▶ **The problem**: Restate the entries below word for word, omitting nothing.

▶ **Provided material**:
* Begin *
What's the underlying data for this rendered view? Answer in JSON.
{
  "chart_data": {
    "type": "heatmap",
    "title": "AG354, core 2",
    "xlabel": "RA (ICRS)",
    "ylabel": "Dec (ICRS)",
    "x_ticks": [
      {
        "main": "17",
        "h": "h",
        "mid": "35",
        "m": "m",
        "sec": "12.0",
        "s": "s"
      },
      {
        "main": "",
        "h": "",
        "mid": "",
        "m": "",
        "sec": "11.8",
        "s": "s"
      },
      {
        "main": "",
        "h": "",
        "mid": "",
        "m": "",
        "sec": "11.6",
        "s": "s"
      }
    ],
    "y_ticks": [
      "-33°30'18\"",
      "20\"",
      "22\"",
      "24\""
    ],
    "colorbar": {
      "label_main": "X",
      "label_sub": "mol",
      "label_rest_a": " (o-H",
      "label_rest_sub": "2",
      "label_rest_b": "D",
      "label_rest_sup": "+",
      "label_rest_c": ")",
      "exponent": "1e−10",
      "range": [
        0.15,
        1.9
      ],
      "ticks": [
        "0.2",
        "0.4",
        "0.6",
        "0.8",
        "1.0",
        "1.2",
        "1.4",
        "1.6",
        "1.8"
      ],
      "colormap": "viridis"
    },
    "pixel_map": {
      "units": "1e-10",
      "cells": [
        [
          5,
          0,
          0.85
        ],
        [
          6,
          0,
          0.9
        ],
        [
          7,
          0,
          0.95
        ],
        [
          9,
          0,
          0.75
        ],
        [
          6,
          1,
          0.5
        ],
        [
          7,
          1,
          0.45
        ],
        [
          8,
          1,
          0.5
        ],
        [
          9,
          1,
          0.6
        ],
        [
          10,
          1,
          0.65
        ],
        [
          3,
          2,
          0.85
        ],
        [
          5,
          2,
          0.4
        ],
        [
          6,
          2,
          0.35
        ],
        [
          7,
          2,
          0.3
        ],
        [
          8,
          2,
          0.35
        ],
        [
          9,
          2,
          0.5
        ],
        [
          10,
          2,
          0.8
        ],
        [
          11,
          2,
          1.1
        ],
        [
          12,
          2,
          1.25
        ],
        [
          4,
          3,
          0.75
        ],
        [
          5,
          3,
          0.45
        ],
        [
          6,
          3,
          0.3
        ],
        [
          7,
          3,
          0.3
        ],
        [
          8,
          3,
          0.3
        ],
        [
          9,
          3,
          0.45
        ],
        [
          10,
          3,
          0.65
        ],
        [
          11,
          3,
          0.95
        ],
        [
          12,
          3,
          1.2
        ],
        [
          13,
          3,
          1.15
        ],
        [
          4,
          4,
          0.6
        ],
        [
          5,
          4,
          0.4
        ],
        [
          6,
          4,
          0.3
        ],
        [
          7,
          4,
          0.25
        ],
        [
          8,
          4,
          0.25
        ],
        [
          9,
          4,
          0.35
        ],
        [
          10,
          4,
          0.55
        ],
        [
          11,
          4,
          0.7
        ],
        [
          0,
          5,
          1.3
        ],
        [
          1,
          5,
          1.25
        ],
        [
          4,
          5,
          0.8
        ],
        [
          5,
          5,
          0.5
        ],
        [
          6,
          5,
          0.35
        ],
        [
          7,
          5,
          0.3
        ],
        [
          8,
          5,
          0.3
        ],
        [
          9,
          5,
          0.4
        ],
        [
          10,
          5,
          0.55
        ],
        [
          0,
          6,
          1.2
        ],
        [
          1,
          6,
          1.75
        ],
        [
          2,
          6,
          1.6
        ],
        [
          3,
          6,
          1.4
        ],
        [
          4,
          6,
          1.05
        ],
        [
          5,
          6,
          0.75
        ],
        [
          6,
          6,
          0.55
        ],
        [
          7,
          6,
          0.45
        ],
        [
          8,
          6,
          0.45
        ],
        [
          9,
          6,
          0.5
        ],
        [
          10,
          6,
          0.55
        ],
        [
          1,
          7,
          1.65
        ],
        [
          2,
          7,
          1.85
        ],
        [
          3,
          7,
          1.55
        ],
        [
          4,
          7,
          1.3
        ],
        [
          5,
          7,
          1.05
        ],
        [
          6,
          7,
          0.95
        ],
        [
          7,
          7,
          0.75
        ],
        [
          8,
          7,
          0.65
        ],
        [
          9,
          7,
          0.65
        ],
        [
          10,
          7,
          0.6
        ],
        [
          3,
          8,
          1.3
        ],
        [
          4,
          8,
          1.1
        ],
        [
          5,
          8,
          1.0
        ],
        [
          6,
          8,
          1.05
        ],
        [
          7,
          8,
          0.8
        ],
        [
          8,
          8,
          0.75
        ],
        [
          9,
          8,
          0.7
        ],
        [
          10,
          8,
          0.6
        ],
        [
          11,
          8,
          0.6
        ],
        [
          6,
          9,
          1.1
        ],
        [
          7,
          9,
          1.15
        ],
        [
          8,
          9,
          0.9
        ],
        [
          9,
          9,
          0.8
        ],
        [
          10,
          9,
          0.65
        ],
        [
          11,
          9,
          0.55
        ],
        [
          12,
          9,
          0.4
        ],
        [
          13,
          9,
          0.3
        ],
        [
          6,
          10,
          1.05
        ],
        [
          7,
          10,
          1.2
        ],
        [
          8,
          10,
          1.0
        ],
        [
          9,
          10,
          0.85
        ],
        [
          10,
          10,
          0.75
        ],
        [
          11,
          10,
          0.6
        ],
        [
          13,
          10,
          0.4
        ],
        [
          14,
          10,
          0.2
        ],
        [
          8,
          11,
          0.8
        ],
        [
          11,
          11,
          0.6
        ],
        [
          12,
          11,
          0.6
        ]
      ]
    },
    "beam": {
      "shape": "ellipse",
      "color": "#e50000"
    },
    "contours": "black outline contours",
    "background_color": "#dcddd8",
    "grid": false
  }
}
* End *
▶ **Answer for this exercise**:
What's the underlying data for this rendered view? Answer in JSON.
{
  "chart_data": {
    "type": "heatmap",
    "title": "AG354, core 2",
    "xlabel": "RA (ICRS)",
    "ylabel": "Dec (ICRS)",
    "x_ticks": [
      {
        "main": "17",
        "h": "h",
        "mid": "35",
        "m": "m",
        "sec": "12.0",
        "s": "s"
      },
      {
        "main": "",
        "h": "",
        "mid": "",
        "m": "",
        "sec": "11.8",
        "s": "s"
      },
      {
        "main": "",
        "h": "",
        "mid": "",
        "m": "",
        "sec": "11.6",
        "s": "s"
      }
    ],
    "y_ticks": [
      "-33°30'18\"",
      "20\"",
      "22\"",
      "24\""
    ],
    "colorbar": {
      "label_main": "X",
      "label_sub": "mol",
      "label_rest_a": " (o-H",
      "label_rest_sub": "2",
      "label_rest_b": "D",
      "label_rest_sup": "+",
      "label_rest_c": ")",
      "exponent": "1e−10",
      "range": [
        0.15,
        1.9
      ],
      "ticks": [
        "0.2",
        "0.4",
        "0.6",
        "0.8",
        "1.0",
        "1.2",
        "1.4",
        "1.6",
        "1.8"
      ],
      "colormap": "viridis"
    },
    "pixel_map": {
      "units": "1e-10",
      "cells": [
        [
          5,
          0,
          0.85
        ],
        [
          6,
          0,
          0.9
        ],
        [
          7,
          0,
          0.95
        ],
        [
          9,
          0,
          0.75
        ],
        [
          6,
          1,
          0.5
        ],
        [
          7,
          1,
          0.45
        ],
        [
          8,
          1,
          0.5
        ],
        [
          9,
          1,
          0.6
        ],
        [
          10,
          1,
          0.65
        ],
        [
          3,
          2,
          0.85
        ],
        [
          5,
          2,
          0.4
        ],
        [
          6,
          2,
          0.35
        ],
        [
          7,
          2,
          0.3
        ],
        [
          8,
          2,
          0.35
        ],
        [
          9,
          2,
          0.5
        ],
        [
          10,
          2,
          0.8
        ],
        [
          11,
          2,
          1.1
        ],
        [
          12,
          2,
          1.25
        ],
        [
          4,
          3,
          0.75
        ],
        [
          5,
          3,
          0.45
        ],
        [
          6,
          3,
          0.3
        ],
        [
          7,
          3,
          0.3
        ],
        [
          8,
          3,
          0.3
        ],
        [
          9,
          3,
          0.45
        ],
        [
          10,
          3,
          0.65
        ],
        [
          11,
          3,
          0.95
        ],
        [
          12,
          3,
          1.2
        ],
        [
          13,
          3,
          1.15
        ],
        [
          4,
          4,
          0.6
        ],
        [
          5,
          4,
          0.4
        ],
        [
          6,
          4,
          0.3
        ],
        [
          7,
          4,
          0.25
        ],
        [
          8,
          4,
          0.25
        ],
        [
          9,
          4,
          0.35
        ],
        [
          10,
          4,
          0.55
        ],
        [
          11,
          4,
          0.7
        ],
        [
          0,
          5,
          1.3
        ],
        [
          1,
          5,
          1.25
        ],
        [
          4,
          5,
          0.8
        ],
        [
          5,
          5,
          0.5
        ],
        [
          6,
          5,
          0.35
        ],
        [
          7,
          5,
          0.3
        ],
        [
          8,
          5,
          0.3
        ],
        [
          9,
          5,
          0.4
        ],
        [
          10,
          5,
          0.55
        ],
        [
          0,
          6,
          1.2
        ],
        [
          1,
          6,
          1.75
        ],
        [
          2,
          6,
          1.6
        ],
        [
          3,
          6,
          1.4
        ],
        [
          4,
          6,
          1.05
        ],
        [
          5,
          6,
          0.75
        ],
        [
          6,
          6,
          0.55
        ],
        [
          7,
          6,
          0.45
        ],
        [
          8,
          6,
          0.45
        ],
        [
          9,
          6,
          0.5
        ],
        [
          10,
          6,
          0.55
        ],
        [
          1,
          7,
          1.65
        ],
        [
          2,
          7,
          1.85
        ],
        [
          3,
          7,
          1.55
        ],
        [
          4,
          7,
          1.3
        ],
        [
          5,
          7,
          1.05
        ],
        [
          6,
          7,
          0.95
        ],
        [
          7,
          7,
          0.75
        ],
        [
          8,
          7,
          0.65
        ],
        [
          9,
          7,
          0.65
        ],
        [
          10,
          7,
          0.6
        ],
        [
          3,
          8,
          1.3
        ],
        [
          4,
          8,
          1.1
        ],
        [
          5,
          8,
          1.0
        ],
        [
          6,
          8,
          1.05
        ],
        [
          7,
          8,
          0.8
        ],
        [
          8,
          8,
          0.75
        ],
        [
          9,
          8,
          0.7
        ],
        [
          10,
          8,
          0.6
        ],
        [
          11,
          8,
          0.6
        ],
        [
          6,
          9,
          1.1
        ],
        [
          7,
          9,
          1.15
        ],
        [
          8,
          9,
          0.9
        ],
        [
          9,
          9,
          0.8
        ],
        [
          10,
          9,
          0.65
        ],
        [
          11,
          9,
          0.55
        ],
        [
          12,
          9,
          0.4
        ],
        [
          13,
          9,
          0.3
        ],
        [
          6,
          10,
          1.05
        ],
        [
          7,
          10,
          1.2
        ],
        [
          8,
          10,
          1.0
        ],
        [
          9,
          10,
          0.85
        ],
        [
          10,
          10,
          0.75
        ],
        [
          11,
          10,
          0.6
        ],
        [
          13,
          10,
          0.4
        ],
        [
          14,
          10,
          0.2
        ],
        [
          8,
          11,
          0.8
        ],
        [
          11,
          11,
          0.6
        ],
        [
          12,
          11,
          0.6
        ]
      ]
    },
    "beam": {
      "shape": "ellipse",
      "color": "#e50000"
    },
    "contours": "black outline contours",
    "background_color": "#dcddd8",
    "grid": false
  }
}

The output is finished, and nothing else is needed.